## DATASET RECORDS
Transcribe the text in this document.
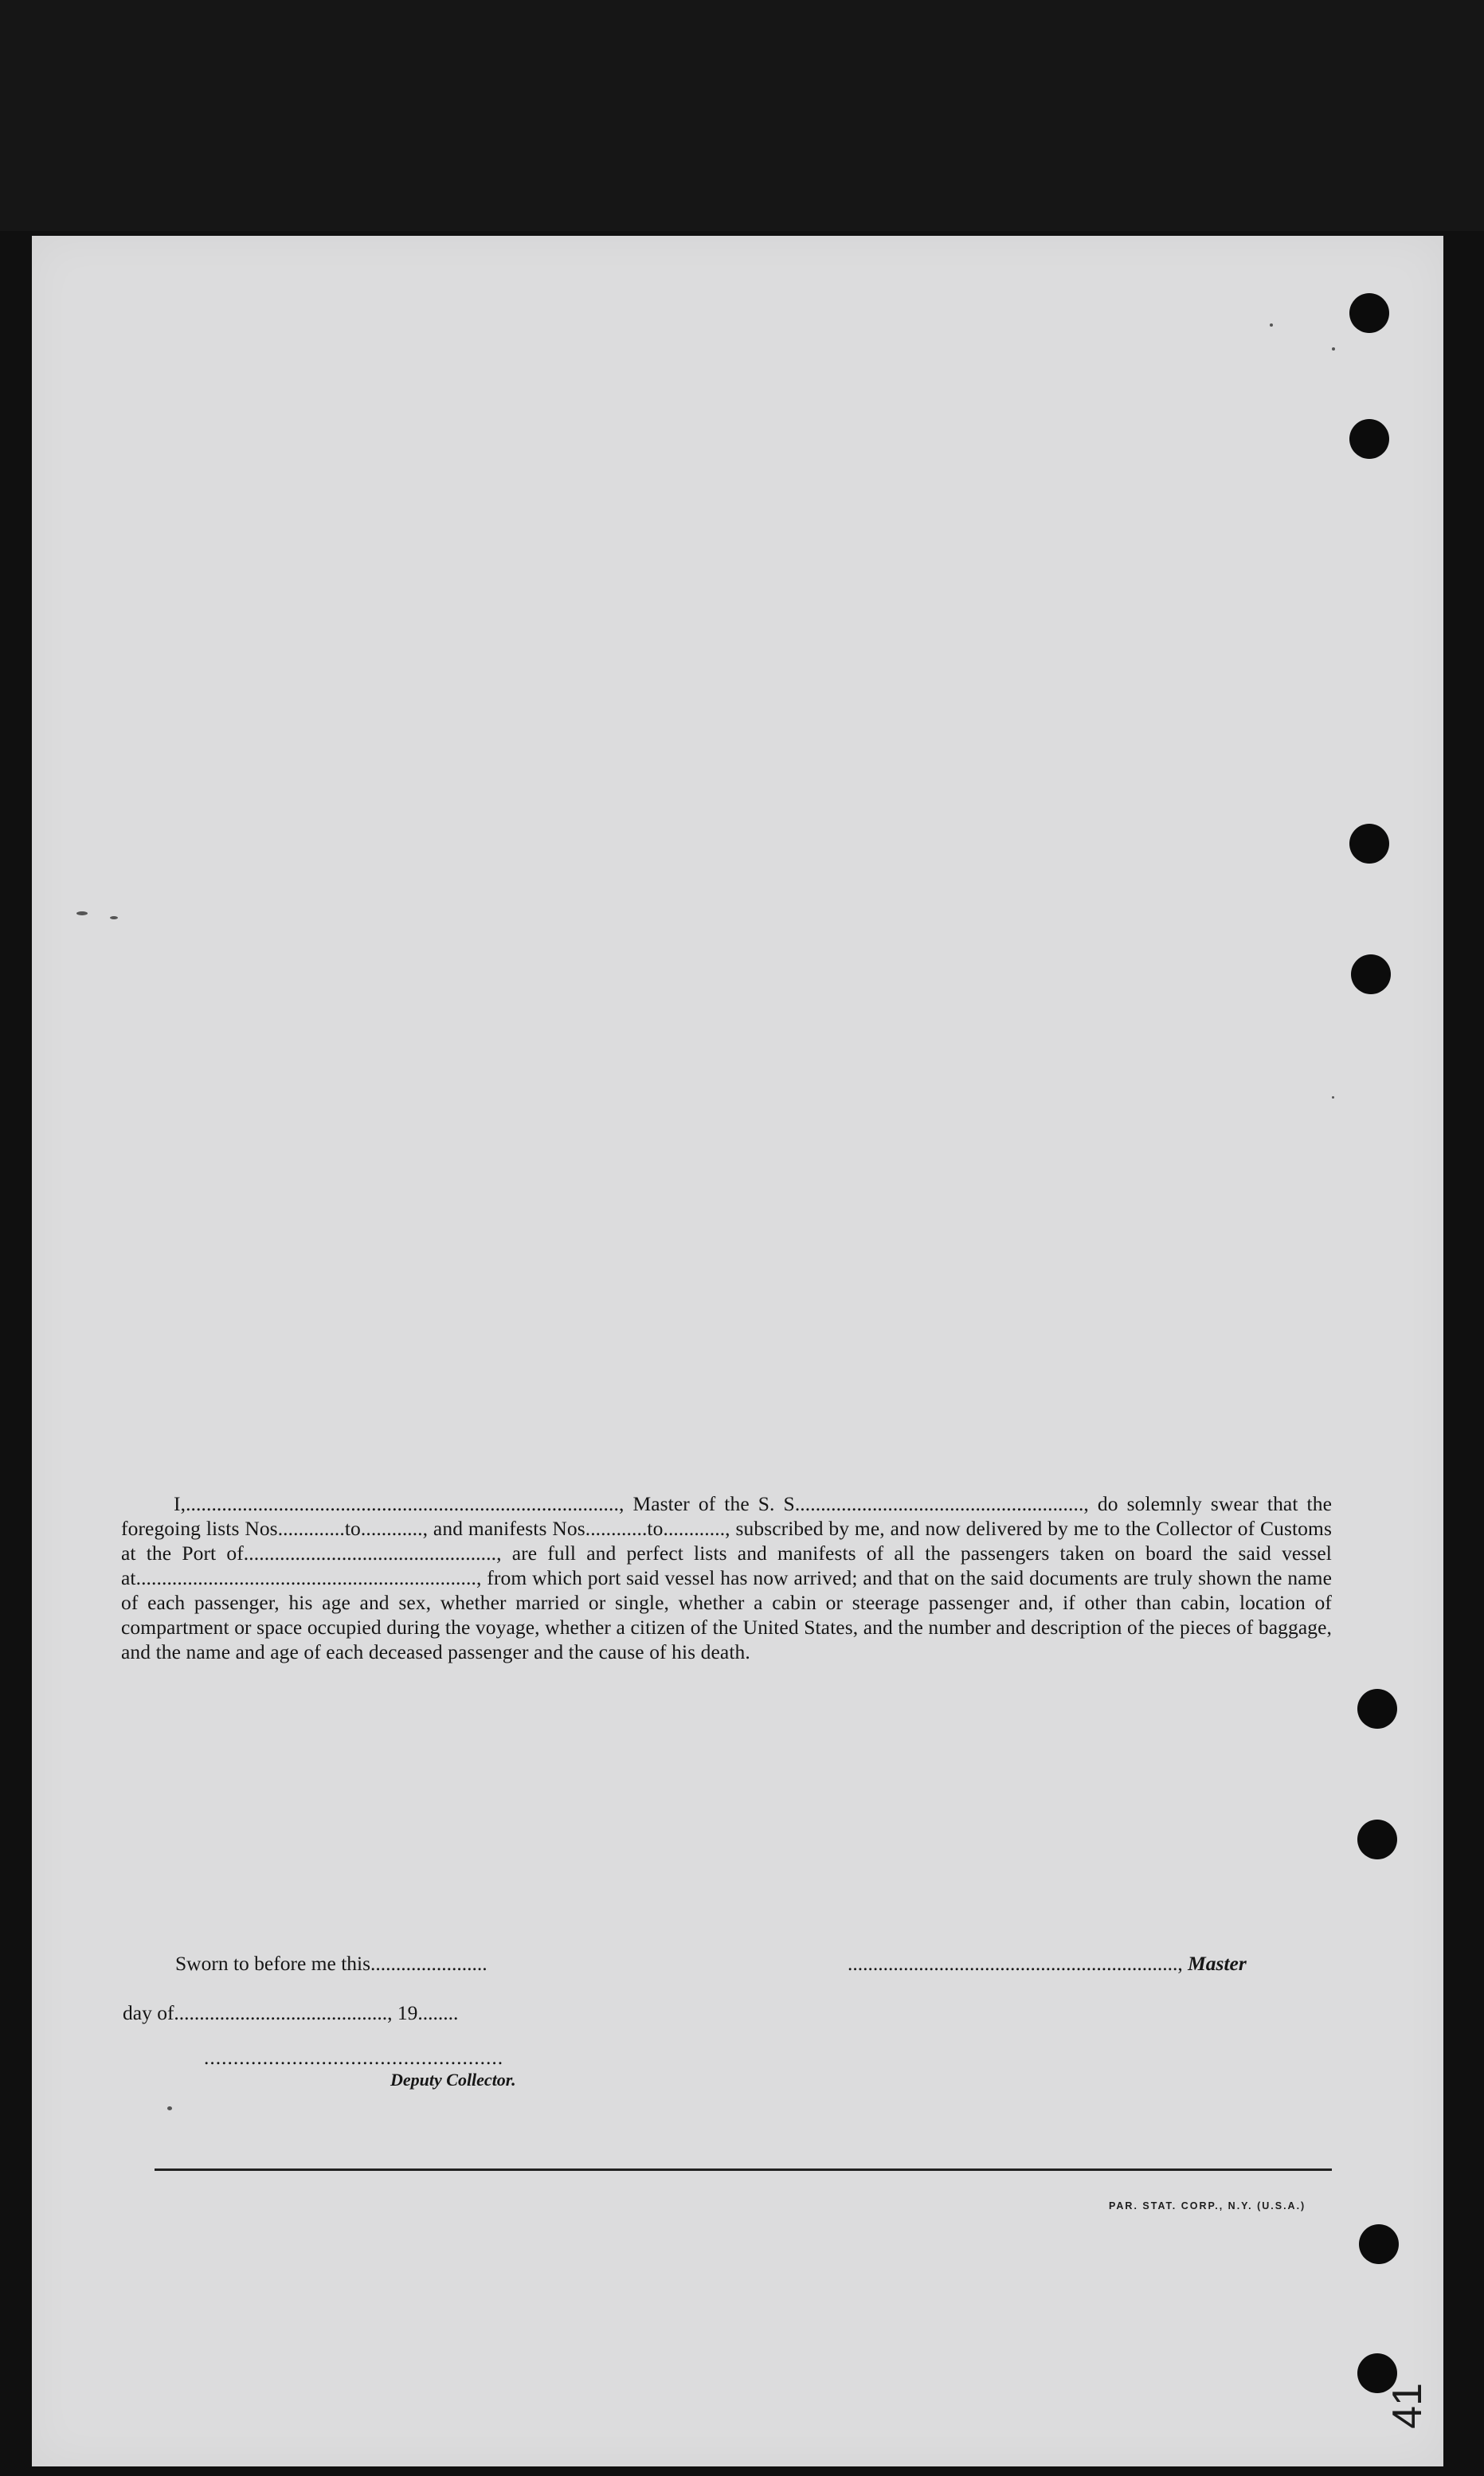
I,...................................................................................., Master of the S. S........................................................, do solemnly swear that the foregoing lists Nos.............to............, and manifests Nos............to............, subscribed by me, and now delivered by me to the Collector of Customs at the Port of................................................., are full and perfect lists and manifests of all the passengers taken on board the said vessel at.................................................................., from which port said vessel has now arrived; and that on the said documents are truly shown the name of each passenger, his age and sex, whether married or single, whether a cabin or steerage passenger and, if other than cabin, location of compartment or space occupied during the voyage, whether a citizen of the United States, and the number and description of the pieces of baggage, and the name and age of each deceased passenger and the cause of his death.

Sworn to before me this.......................	................................................................., Master
day of.........................................., 19........
...................................................
Deputy Collector.
PAR. STAT. CORP., N.Y. (U.S.A.)
41
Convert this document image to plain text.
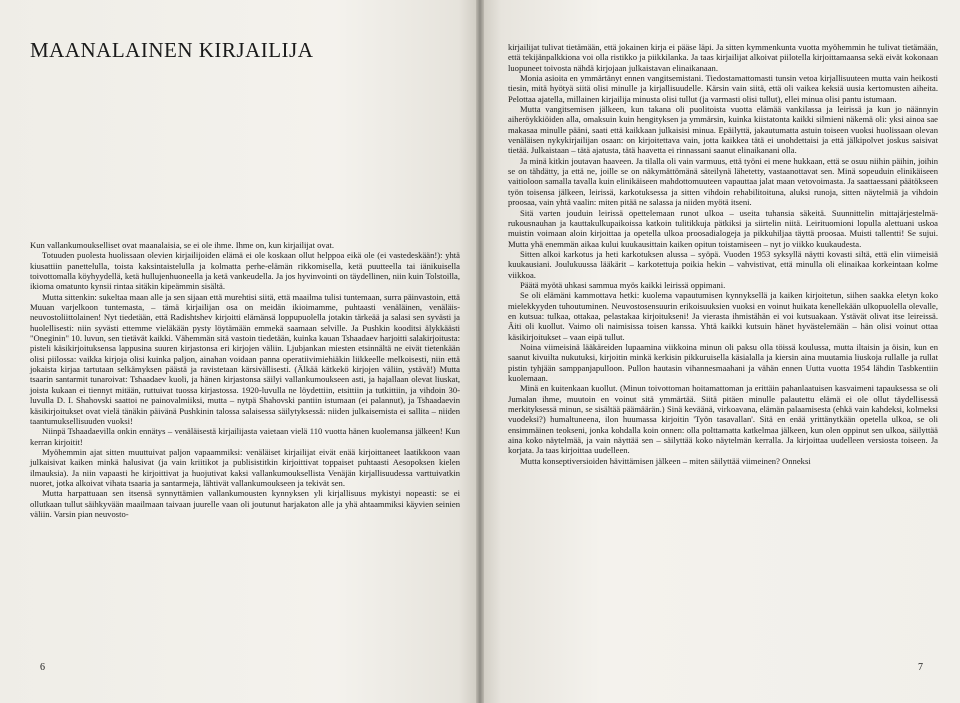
MAANALAINEN KIRJAILIJA

Kun vallankumoukselliset ovat maanalaisia, se ei ole ihme. Ihme on, kun kirjailijat ovat.

Totuuden puolesta huolissaan olevien kirjailijoiden elämä ei ole koskaan ollut helppoa eikä ole (ei vastedeskään!): yhtä kiusattiin panettelulla, toista kaksintaistelulla ja kolmatta perhe-elämän rikkomisella, ketä puutteella tai iänikuisella toivottomalla köyhyydellä, ketä hullujenhuoneella ja ketä vankeudella. Ja jos hyvinvointi on täydellinen, niin kuin Tolstoilla, ikioma omatunto kynsii rintaa sitäkin kipeämmin sisältä.

Mutta sittenkin: sukeltaa maan alle ja sen sijaan että murehtisi siitä, että maailma tulisi tuntemaan, surra päinvastoin, että Muuan varjelkoon tuntemasta, – tämä kirjailijan osa on meidän ikioimamme, puhtaasti venäläinen, venäläis-neuvostoliittolainen! Nyt tiedetään, että Radishtshev kirjoitti elämänsä loppupuolella jotakin tärkeää ja salasi sen syvästi ja huolellisesti: niin syvästi ettemme vieläkään pysty löytämään emmekä saamaan selville. Ja Pushkin kooditsi älykkäästi "Oneginin" 10. luvun, sen tietävät kaikki. Vähemmän sitä vastoin tiedetään, kuinka kauan Tshaadaev harjoitti salakirjoitusta: pisteli käsikirjoituksensa lappusina suuren kirjastonsa eri kirjojen väliin. Ljubjankan miesten etsinnältä ne eivät tietenkään olisi piilossa: vaikka kirjoja olisi kuinka paljon, ainahan voidaan panna operatiivimiehiäkin liikkeelle melkoisesti, niin että jokaista kirjaa tartutaan selkämyksen päästä ja ravistetaan kärsivällisesti. (Älkää kätkekö kirjojen väliin, ystävä!) Mutta tsaarin santarmit tunaroivat: Tshaadaev kuoli, ja hänen kirjastonsa säilyi vallankumoukseen asti, ja hajallaan olevat liuskat, joista kukaan ei tiennyt mitään, ruttuivat tuossa kirjastossa. 1920-luvulla ne löydettiin, etsittiin ja tutkittiin, ja vihdoin 30-luvulla D. I. Shahovski saattoi ne painovalmiiksi, mutta – nytpä Shahovski pantiin istumaan (ei palannut), ja Tshaadaevin käsikirjoitukset ovat vielä tänäkin päivänä Pushkinin talossa salaisessa säilytyksessä: niiden julkaisemista ei sallita – niiden taantumuksellisuuden vuoksi!

Niinpä Tshaadaevilla onkin ennätys – venäläisestä kirjailijasta vaietaan vielä 110 vuotta hänen kuolemansa jälkeen! Kun kerran kirjoitit!

Myöhemmin ajat sitten muuttuivat paljon vapaammiksi: venäläiset kirjailijat eivät enää kirjoittaneet laatikkoon vaan julkaisivat kaiken minkä halusivat (ja vain kriitikot ja publisistitkin kirjoittivat toppaiset puhtaasti Aesopoksen kielen ilmauksia). Ja niin vapaasti he kirjoittivat ja huojutivat kaksi vallankumouksellista Venäjän kirjallisuudessa varttuivatkin nuoret, jotka alkoivat vihata tsaaria ja santarmeja, lähtivät vallankumoukseen ja tekivät sen.

Mutta harpattuaan sen itsensä synnyttämien vallankumousten kynnyksen yli kirjallisuus mykistyi nopeasti: se ei ollutkaan tullut säihkyvään maailmaan taivaan juurelle vaan oli joutunut harjakaton alle ja yhä ahtaammiksi käyvien seinien väliin. Varsin pian neuvosto-

kirjailijat tulivat tietämään, että jokainen kirja ei pääse läpi. Ja sitten kymmenkunta vuotta myöhemmin he tulivat tietämään, että tekijänpalkkiona voi olla ristikko ja piikkilanka. Ja taas kirjailijat alkoivat piilotella kirjoittamaansa sekä eivät kokonaan luopuneet toivosta nähdä kirjojaan julkaistavan elinaikanaan.

Monia asioita en ymmärtänyt ennen vangitsemistani. Tiedostamattomasti tunsin vetoa kirjallisuuteen mutta vain heikosti tiesin, mitä hyötyä siitä olisi minulle ja kirjallisuudelle. Kärsin vain siitä, että oli vaikea keksiä uusia kertomusten aiheita. Pelottaa ajatella, millainen kirjailija minusta olisi tullut (ja varmasti olisi tullut), ellei minua olisi pantu istumaan.

Mutta vangitsemisen jälkeen, kun takana oli puolitoista vuotta elämää vankilassa ja leirissä ja kun jo näännyin aiheröykkiöiden alla, omaksuin kuin hengityksen ja ymmärsin, kuinka kiistatonta kaikki silmieni näkemä oli: yksi ainoa sae makasaa minulle pääni, saati että kaikkaan julkaisisi minua. Epäilyttä, jakautumatta astuin toiseen vuoksi huolissaan olevan venäläisen nykykirjailijan osaan: on kirjoitettava vain, jotta kaikkea tätä ei unohdettaisi ja että jälkipolvet joskus saisivat tietää. Julkaistaan – tätä ajatusta, tätä haavetta ei rinnassani saanut elinaikanani olla.

Ja minä kitkin joutavan haaveen. Ja tilalla oli vain varmuus, että työni ei mene hukkaan, että se osuu niihin päihin, joihin se on tähdätty, ja että ne, joille se on näkymättömänä säteilynä lähetetty, vastaanottavat sen. Minä sopeuduin elinikäiseen vaitioloon samalla tavalla kuin elinikäiseen mahdottomuuteen vapauttaa jalat maan vetovoimasta. Ja saattaessani päätökseen työn toisensa jälkeen, leirissä, karkotuksessa ja sitten vihdoin rehabilitoituna, aluksi runoja, sitten näytelmiä ja vihdoin proosaa, vain yhtä vaalin: miten pitää ne salassa ja niiden myötä itseni.

Sitä varten jouduin leirissä opettelemaan runot ulkoa – useita tuhansia säkeitä. Suunnittelin mittajärjestelmä-rukousnauhan ja kauttakulkupaikoissa katkoin tulitikkuja pätkiksi ja siirtelin niitä. Leirituomioni lopulla alettuani uskoa muistin voimaan aloin kirjoittaa ja opetella ulkoa proosadialogeja ja pikkuhiljaa täyttä proosaa. Muisti tallentti! Se sujui. Mutta yhä enemmän aikaa kului kuukausittain kaiken opitun toistamiseen – nyt jo viikko kuukaudesta.

Sitten alkoi karkotus ja heti karkotuksen alussa – syöpä. Vuoden 1953 syksyllä näytti kovasti siltä, että elin viimeisiä kuukausiani. Joulukuussa lääkärit – karkotettuja poikia hekin – vahvistivat, että minulla oli elinaikaa korkeintaan kolme viikkoa.

Päätä myötä uhkasi sammua myös kaikki leirissä oppimani.

Se oli elämäni kammottava hetki: kuolema vapautumisen kynnyksellä ja kaiken kirjoitetun, siihen saakka eletyn koko mielekkyyden tuhoutuminen. Neuvostosensuurin erikoisuuksien vuoksi en voinut huikata kenellekään ulkopuolella olevalle, en kutsua: tulkaa, ottakaa, pelastakaa kirjoitukseni! Ja vierasta ihmistähän ei voi kutsuakaan. Ystävät olivat itse leireissä. Äiti oli kuollut. Vaimo oli naimisissa toisen kanssa. Yhtä kaikki kutsuin hänet hyvästelemään – hän olisi voinut ottaa käsikirjoitukset – vaan eipä tullut.

Noina viimeisinä lääkäreiden lupaamina viikkoina minun oli paksu olla töissä koulussa, mutta iltaisin ja öisin, kun en saanut kivuilta nukutuksi, kirjoitin minkä kerkisin pikkuruisella käsialalla ja kiersin aina muutamia liuskoja rullalle ja rullat pistin tyhjään samppanjapulloon. Pullon hautasin vihannesmaahani ja vähän ennen Uutta vuotta 1954 lähdin Tasbkentiin kuolemaan.

Minä en kuitenkaan kuollut. (Minun toivottoman hoitamattoman ja erittäin pahanlaatuisen kasvaimeni tapauksessa se oli Jumalan ihme, muutoin en voinut sitä ymmärtää. Siitä pitäen minulle palautettu elämä ei ole ollut täydellisessä merkityksessä minun, se sisältää päämäärän.) Sinä keväänä, virkoavana, elämän palaamisesta (ehkä vain kahdeksi, kolmeksi vuodeksi?) humaltuneena, ilon huumassa kirjoitin 'Työn tasavallan'. Sitä en enää yrittänytkään opetella ulkoa, se oli ensimmäinen teokseni, jonka kohdalla koin onnen: olla polttamatta katkelmaa jälkeen, kun olen oppinut sen ulkoa, säilyttää aina koko näytelmää, ja vain näyttää sen – säilyttää koko näytelmän kerralla. Ja kirjoittaa uudelleen versiosta toiseen. Ja korjata. Ja taas kirjoittaa uudelleen.

Mutta konseptiversioiden hävittämisen jälkeen – miten säilyttää viimeinen? Onneksi

6	7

## DIRECTION
In the entries above, find every line with the word "ennen" and list it.

## RESPONSE TO THIS TASK
Monia asioita en ymmärtänyt ennen vangitsemistani. Tiedostamattomasti tunsin vetoa kirjallisuuteen mutta vain heikosti tiesin, mitä hyötyä siitä olisi minulle ja kirjallisuudelle. Kärsin vain siitä, että oli vaikea keksiä uusia kertomusten aiheita. Pelottaa ajatella, millainen kirjailija minusta olisi tullut (ja varmasti olisi tullut), ellei minua olisi pantu istumaan.
Noina viimeisinä lääkäreiden lupaamina viikkoina minun oli paksu olla töissä koulussa, mutta iltaisin ja öisin, kun en saanut kivuilta nukutuksi, kirjoitin minkä kerkisin pikkuruisella käsialalla ja kiersin aina muutamia liuskoja rullalle ja rullat pistin tyhjään samppanjapulloon. Pullon hautasin vihannesmaahani ja vähän ennen Uutta vuotta 1954 lähdin Tasbkentiin kuolemaan.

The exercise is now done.